*Problem details*
Copy the records below exactly as they are written.
--- Begin The input ---
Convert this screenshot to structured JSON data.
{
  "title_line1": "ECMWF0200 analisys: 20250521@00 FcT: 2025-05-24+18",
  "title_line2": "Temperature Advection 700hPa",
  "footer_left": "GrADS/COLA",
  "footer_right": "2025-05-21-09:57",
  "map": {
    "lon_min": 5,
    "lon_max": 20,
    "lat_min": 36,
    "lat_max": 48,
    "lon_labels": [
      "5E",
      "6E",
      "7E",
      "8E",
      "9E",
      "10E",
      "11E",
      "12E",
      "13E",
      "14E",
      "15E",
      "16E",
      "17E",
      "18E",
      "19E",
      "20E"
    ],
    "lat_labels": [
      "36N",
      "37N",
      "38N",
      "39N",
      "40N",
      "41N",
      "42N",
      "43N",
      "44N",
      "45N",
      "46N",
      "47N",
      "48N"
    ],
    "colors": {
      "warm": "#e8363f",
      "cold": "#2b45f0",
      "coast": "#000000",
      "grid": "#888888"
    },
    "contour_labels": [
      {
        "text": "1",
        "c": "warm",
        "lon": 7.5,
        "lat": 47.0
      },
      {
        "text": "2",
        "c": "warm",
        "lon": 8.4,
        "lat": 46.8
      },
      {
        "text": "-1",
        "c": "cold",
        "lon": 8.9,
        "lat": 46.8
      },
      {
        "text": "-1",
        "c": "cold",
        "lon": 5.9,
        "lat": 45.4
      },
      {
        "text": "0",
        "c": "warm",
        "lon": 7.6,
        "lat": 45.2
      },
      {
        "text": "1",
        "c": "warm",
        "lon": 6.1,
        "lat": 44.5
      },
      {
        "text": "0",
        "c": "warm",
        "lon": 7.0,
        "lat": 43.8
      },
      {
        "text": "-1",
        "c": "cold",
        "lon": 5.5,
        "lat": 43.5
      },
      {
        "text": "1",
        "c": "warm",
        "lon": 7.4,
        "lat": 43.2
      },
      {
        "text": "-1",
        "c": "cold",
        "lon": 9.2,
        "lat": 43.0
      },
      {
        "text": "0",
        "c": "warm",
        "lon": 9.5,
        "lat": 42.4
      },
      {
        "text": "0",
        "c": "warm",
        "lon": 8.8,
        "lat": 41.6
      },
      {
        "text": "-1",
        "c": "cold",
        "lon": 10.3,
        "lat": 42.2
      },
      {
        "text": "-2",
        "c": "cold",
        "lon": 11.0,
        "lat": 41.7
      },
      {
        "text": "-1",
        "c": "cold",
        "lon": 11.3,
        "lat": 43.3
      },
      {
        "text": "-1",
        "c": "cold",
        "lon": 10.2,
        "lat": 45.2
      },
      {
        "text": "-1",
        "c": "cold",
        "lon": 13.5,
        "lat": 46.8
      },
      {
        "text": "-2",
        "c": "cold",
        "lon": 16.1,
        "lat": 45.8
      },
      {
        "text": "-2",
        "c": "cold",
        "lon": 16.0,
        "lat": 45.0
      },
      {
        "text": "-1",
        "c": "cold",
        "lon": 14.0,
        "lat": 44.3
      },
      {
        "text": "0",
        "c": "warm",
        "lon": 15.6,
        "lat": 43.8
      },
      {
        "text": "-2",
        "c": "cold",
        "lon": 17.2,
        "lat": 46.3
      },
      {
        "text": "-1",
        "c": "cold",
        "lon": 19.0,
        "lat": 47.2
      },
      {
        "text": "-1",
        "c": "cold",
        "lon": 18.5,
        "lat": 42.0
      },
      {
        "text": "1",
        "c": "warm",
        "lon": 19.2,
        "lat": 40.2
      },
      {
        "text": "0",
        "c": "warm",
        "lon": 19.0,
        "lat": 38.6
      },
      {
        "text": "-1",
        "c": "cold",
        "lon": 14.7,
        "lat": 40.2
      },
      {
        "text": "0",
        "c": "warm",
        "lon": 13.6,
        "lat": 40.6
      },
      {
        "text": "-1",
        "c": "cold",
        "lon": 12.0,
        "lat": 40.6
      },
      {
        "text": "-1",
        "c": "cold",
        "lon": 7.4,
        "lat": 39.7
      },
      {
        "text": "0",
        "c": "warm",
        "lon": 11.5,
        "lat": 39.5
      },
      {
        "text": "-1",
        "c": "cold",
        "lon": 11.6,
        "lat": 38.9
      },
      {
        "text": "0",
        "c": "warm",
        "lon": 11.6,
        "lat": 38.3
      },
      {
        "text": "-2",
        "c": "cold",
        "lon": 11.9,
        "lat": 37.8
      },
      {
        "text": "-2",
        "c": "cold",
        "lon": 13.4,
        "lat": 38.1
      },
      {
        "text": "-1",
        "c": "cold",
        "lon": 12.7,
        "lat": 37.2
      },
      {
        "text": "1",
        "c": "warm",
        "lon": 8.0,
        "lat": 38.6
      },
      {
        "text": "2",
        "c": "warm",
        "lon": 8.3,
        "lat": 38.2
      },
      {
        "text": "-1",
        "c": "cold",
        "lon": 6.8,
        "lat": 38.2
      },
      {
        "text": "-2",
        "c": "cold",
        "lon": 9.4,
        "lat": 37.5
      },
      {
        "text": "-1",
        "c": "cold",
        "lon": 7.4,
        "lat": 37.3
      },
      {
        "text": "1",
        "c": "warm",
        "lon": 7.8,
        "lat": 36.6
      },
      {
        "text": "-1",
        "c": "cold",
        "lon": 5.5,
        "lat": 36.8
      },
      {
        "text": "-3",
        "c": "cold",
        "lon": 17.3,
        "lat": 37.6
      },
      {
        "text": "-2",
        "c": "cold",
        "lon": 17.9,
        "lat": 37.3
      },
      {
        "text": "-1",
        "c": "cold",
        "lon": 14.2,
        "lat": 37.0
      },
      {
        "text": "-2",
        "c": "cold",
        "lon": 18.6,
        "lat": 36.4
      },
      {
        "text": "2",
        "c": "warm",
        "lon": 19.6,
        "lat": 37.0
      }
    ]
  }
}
--- End The input ---
*Solution to the exercise*
Convert this screenshot to structured JSON data.
{
  "title_line1": "ECMWF0200 analisys: 20250521@00 FcT: 2025-05-24+18",
  "title_line2": "Temperature Advection 700hPa",
  "footer_left": "GrADS/COLA",
  "footer_right": "2025-05-21-09:57",
  "map": {
    "lon_min": 5,
    "lon_max": 20,
    "lat_min": 36,
    "lat_max": 48,
    "lon_labels": [
      "5E",
      "6E",
      "7E",
      "8E",
      "9E",
      "10E",
      "11E",
      "12E",
      "13E",
      "14E",
      "15E",
      "16E",
      "17E",
      "18E",
      "19E",
      "20E"
    ],
    "lat_labels": [
      "36N",
      "37N",
      "38N",
      "39N",
      "40N",
      "41N",
      "42N",
      "43N",
      "44N",
      "45N",
      "46N",
      "47N",
      "48N"
    ],
    "colors": {
      "warm": "#e8363f",
      "cold": "#2b45f0",
      "coast": "#000000",
      "grid": "#888888"
    },
    "contour_labels": [
      {
        "text": "1",
        "c": "warm",
        "lon": 7.5,
        "lat": 47.0
      },
      {
        "text": "2",
        "c": "warm",
        "lon": 8.4,
        "lat": 46.8
      },
      {
        "text": "-1",
        "c": "cold",
        "lon": 8.9,
        "lat": 46.8
      },
      {
        "text": "-1",
        "c": "cold",
        "lon": 5.9,
        "lat": 45.4
      },
      {
        "text": "0",
        "c": "warm",
        "lon": 7.6,
        "lat": 45.2
      },
      {
        "text": "1",
        "c": "warm",
        "lon": 6.1,
        "lat": 44.5
      },
      {
        "text": "0",
        "c": "warm",
        "lon": 7.0,
        "lat": 43.8
      },
      {
        "text": "-1",
        "c": "cold",
        "lon": 5.5,
        "lat": 43.5
      },
      {
        "text": "1",
        "c": "warm",
        "lon": 7.4,
        "lat": 43.2
      },
      {
        "text": "-1",
        "c": "cold",
        "lon": 9.2,
        "lat": 43.0
      },
      {
        "text": "0",
        "c": "warm",
        "lon": 9.5,
        "lat": 42.4
      },
      {
        "text": "0",
        "c": "warm",
        "lon": 8.8,
        "lat": 41.6
      },
      {
        "text": "-1",
        "c": "cold",
        "lon": 10.3,
        "lat": 42.2
      },
      {
        "text": "-2",
        "c": "cold",
        "lon": 11.0,
        "lat": 41.7
      },
      {
        "text": "-1",
        "c": "cold",
        "lon": 11.3,
        "lat": 43.3
      },
      {
        "text": "-1",
        "c": "cold",
        "lon": 10.2,
        "lat": 45.2
      },
      {
        "text": "-1",
        "c": "cold",
        "lon": 13.5,
        "lat": 46.8
      },
      {
        "text": "-2",
        "c": "cold",
        "lon": 16.1,
        "lat": 45.8
      },
      {
        "text": "-2",
        "c": "cold",
        "lon": 16.0,
        "lat": 45.0
      },
      {
        "text": "-1",
        "c": "cold",
        "lon": 14.0,
        "lat": 44.3
      },
      {
        "text": "0",
        "c": "warm",
        "lon": 15.6,
        "lat": 43.8
      },
      {
        "text": "-2",
        "c": "cold",
        "lon": 17.2,
        "lat": 46.3
      },
      {
        "text": "-1",
        "c": "cold",
        "lon": 19.0,
        "lat": 47.2
      },
      {
        "text": "-1",
        "c": "cold",
        "lon": 18.5,
        "lat": 42.0
      },
      {
        "text": "1",
        "c": "warm",
        "lon": 19.2,
        "lat": 40.2
      },
      {
        "text": "0",
        "c": "warm",
        "lon": 19.0,
        "lat": 38.6
      },
      {
        "text": "-1",
        "c": "cold",
        "lon": 14.7,
        "lat": 40.2
      },
      {
        "text": "0",
        "c": "warm",
        "lon": 13.6,
        "lat": 40.6
      },
      {
        "text": "-1",
        "c": "cold",
        "lon": 12.0,
        "lat": 40.6
      },
      {
        "text": "-1",
        "c": "cold",
        "lon": 7.4,
        "lat": 39.7
      },
      {
        "text": "0",
        "c": "warm",
        "lon": 11.5,
        "lat": 39.5
      },
      {
        "text": "-1",
        "c": "cold",
        "lon": 11.6,
        "lat": 38.9
      },
      {
        "text": "0",
        "c": "warm",
        "lon": 11.6,
        "lat": 38.3
      },
      {
        "text": "-2",
        "c": "cold",
        "lon": 11.9,
        "lat": 37.8
      },
      {
        "text": "-2",
        "c": "cold",
        "lon": 13.4,
        "lat": 38.1
      },
      {
        "text": "-1",
        "c": "cold",
        "lon": 12.7,
        "lat": 37.2
      },
      {
        "text": "1",
        "c": "warm",
        "lon": 8.0,
        "lat": 38.6
      },
      {
        "text": "2",
        "c": "warm",
        "lon": 8.3,
        "lat": 38.2
      },
      {
        "text": "-1",
        "c": "cold",
        "lon": 6.8,
        "lat": 38.2
      },
      {
        "text": "-2",
        "c": "cold",
        "lon": 9.4,
        "lat": 37.5
      },
      {
        "text": "-1",
        "c": "cold",
        "lon": 7.4,
        "lat": 37.3
      },
      {
        "text": "1",
        "c": "warm",
        "lon": 7.8,
        "lat": 36.6
      },
      {
        "text": "-1",
        "c": "cold",
        "lon": 5.5,
        "lat": 36.8
      },
      {
        "text": "-3",
        "c": "cold",
        "lon": 17.3,
        "lat": 37.6
      },
      {
        "text": "-2",
        "c": "cold",
        "lon": 17.9,
        "lat": 37.3
      },
      {
        "text": "-1",
        "c": "cold",
        "lon": 14.2,
        "lat": 37.0
      },
      {
        "text": "-2",
        "c": "cold",
        "lon": 18.6,
        "lat": 36.4
      },
      {
        "text": "2",
        "c": "warm",
        "lon": 19.6,
        "lat": 37.0
      }
    ]
  }
}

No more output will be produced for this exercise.